Written exercise
Word for word, give the material below again, minus any images.
--- Start ---
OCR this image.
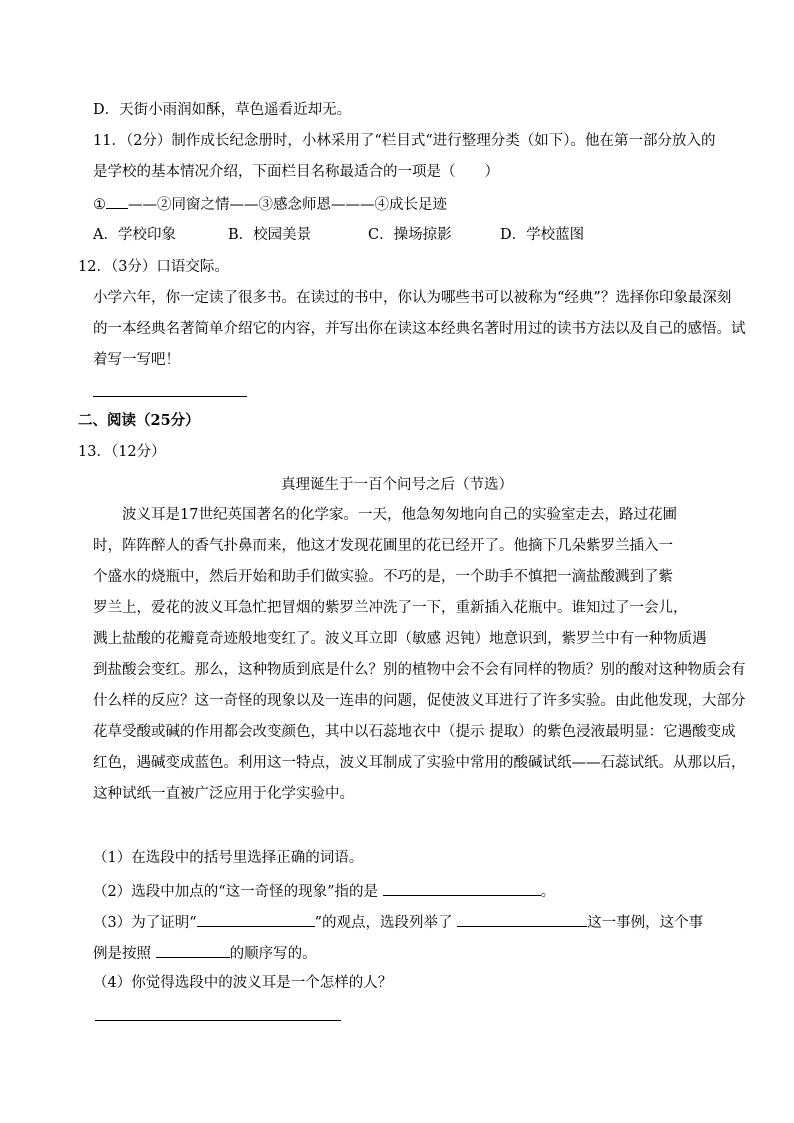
D．天街小雨润如酥，草色遥看近却无。
11．（2分）制作成长纪念册时，小林采用了“栏目式“进行整理分类（如下）。他在第一部分放入的
是学校的基本情况介绍，下面栏目名称最适合的一项是（　　）
① ——②同窗之情——③感念师恩———④成长足迹
A．学校印象	B．校园美景	C．操场掠影	D．学校蓝图
12．（3分）口语交际。
小学六年，你一定读了很多书。在读过的书中，你认为哪些书可以被称为“经典”？选择你印象最深刻
的一本经典名著简单介绍它的内容，并写出你在读这本经典名著时用过的读书方法以及自己的感悟。试
着写一写吧！
二、阅读（25分）
13．（12分）
真理诞生于一百个问号之后（节选）
　　波义耳是17世纪英国著名的化学家。一天，他急匆匆地向自己的实验室走去，路过花圃
时，阵阵醉人的香气扑鼻而来，他这才发现花圃里的花已经开了。他摘下几朵紫罗兰插入一
个盛水的烧瓶中，然后开始和助手们做实验。不巧的是，一个助手不慎把一滴盐酸溅到了紫
罗兰上，爱花的波义耳急忙把冒烟的紫罗兰冲洗了一下，重新插入花瓶中。谁知过了一会儿，
溅上盐酸的花瓣竟奇迹般地变红了。波义耳立即（敏感 迟钝）地意识到，紫罗兰中有一种物质遇
到盐酸会变红。那么，这种物质到底是什么？别的植物中会不会有同样的物质？别的酸对这种物质会有
什么样的反应？这一奇怪的现象以及一连串的问题，促使波义耳进行了许多实验。由此他发现，大部分
花草受酸或碱的作用都会改变颜色，其中以石蕊地衣中（提示 提取）的紫色浸液最明显：它遇酸变成
红色，遇碱变成蓝色。利用这一特点，波义耳制成了实验中常用的酸碱试纸——石蕊试纸。从那以后，
这种试纸一直被广泛应用于化学实验中。
（1）在选段中的括号里选择正确的词语。
（2）选段中加点的“这一奇怪的现象”指的是	。
（3）为了证明“	”的观点，选段列举了	这一事例，这个事
例是按照	的顺序写的。
（4）你觉得选段中的波义耳是一个怎样的人？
--- End ---
Answer to this exercise
OCR this image.
D．天街小雨润如酥，草色遥看近却无。
11．（2分）制作成长纪念册时，小林采用了“栏目式“进行整理分类（如下）。他在第一部分放入的
是学校的基本情况介绍，下面栏目名称最适合的一项是（　　）
① ——②同窗之情——③感念师恩———④成长足迹
A．学校印象	B．校园美景	C．操场掠影	D．学校蓝图
12．（3分）口语交际。
小学六年，你一定读了很多书。在读过的书中，你认为哪些书可以被称为“经典”？选择你印象最深刻
的一本经典名著简单介绍它的内容，并写出你在读这本经典名著时用过的读书方法以及自己的感悟。试
着写一写吧！
二、阅读（25分）
13．（12分）
真理诞生于一百个问号之后（节选）
　　波义耳是17世纪英国著名的化学家。一天，他急匆匆地向自己的实验室走去，路过花圃
时，阵阵醉人的香气扑鼻而来，他这才发现花圃里的花已经开了。他摘下几朵紫罗兰插入一
个盛水的烧瓶中，然后开始和助手们做实验。不巧的是，一个助手不慎把一滴盐酸溅到了紫
罗兰上，爱花的波义耳急忙把冒烟的紫罗兰冲洗了一下，重新插入花瓶中。谁知过了一会儿，
溅上盐酸的花瓣竟奇迹般地变红了。波义耳立即（敏感 迟钝）地意识到，紫罗兰中有一种物质遇
到盐酸会变红。那么，这种物质到底是什么？别的植物中会不会有同样的物质？别的酸对这种物质会有
什么样的反应？这一奇怪的现象以及一连串的问题，促使波义耳进行了许多实验。由此他发现，大部分
花草受酸或碱的作用都会改变颜色，其中以石蕊地衣中（提示 提取）的紫色浸液最明显：它遇酸变成
红色，遇碱变成蓝色。利用这一特点，波义耳制成了实验中常用的酸碱试纸——石蕊试纸。从那以后，
这种试纸一直被广泛应用于化学实验中。
（1）在选段中的括号里选择正确的词语。
（2）选段中加点的“这一奇怪的现象”指的是	。
（3）为了证明“	”的观点，选段列举了	这一事例，这个事
例是按照	的顺序写的。
（4）你觉得选段中的波义耳是一个怎样的人？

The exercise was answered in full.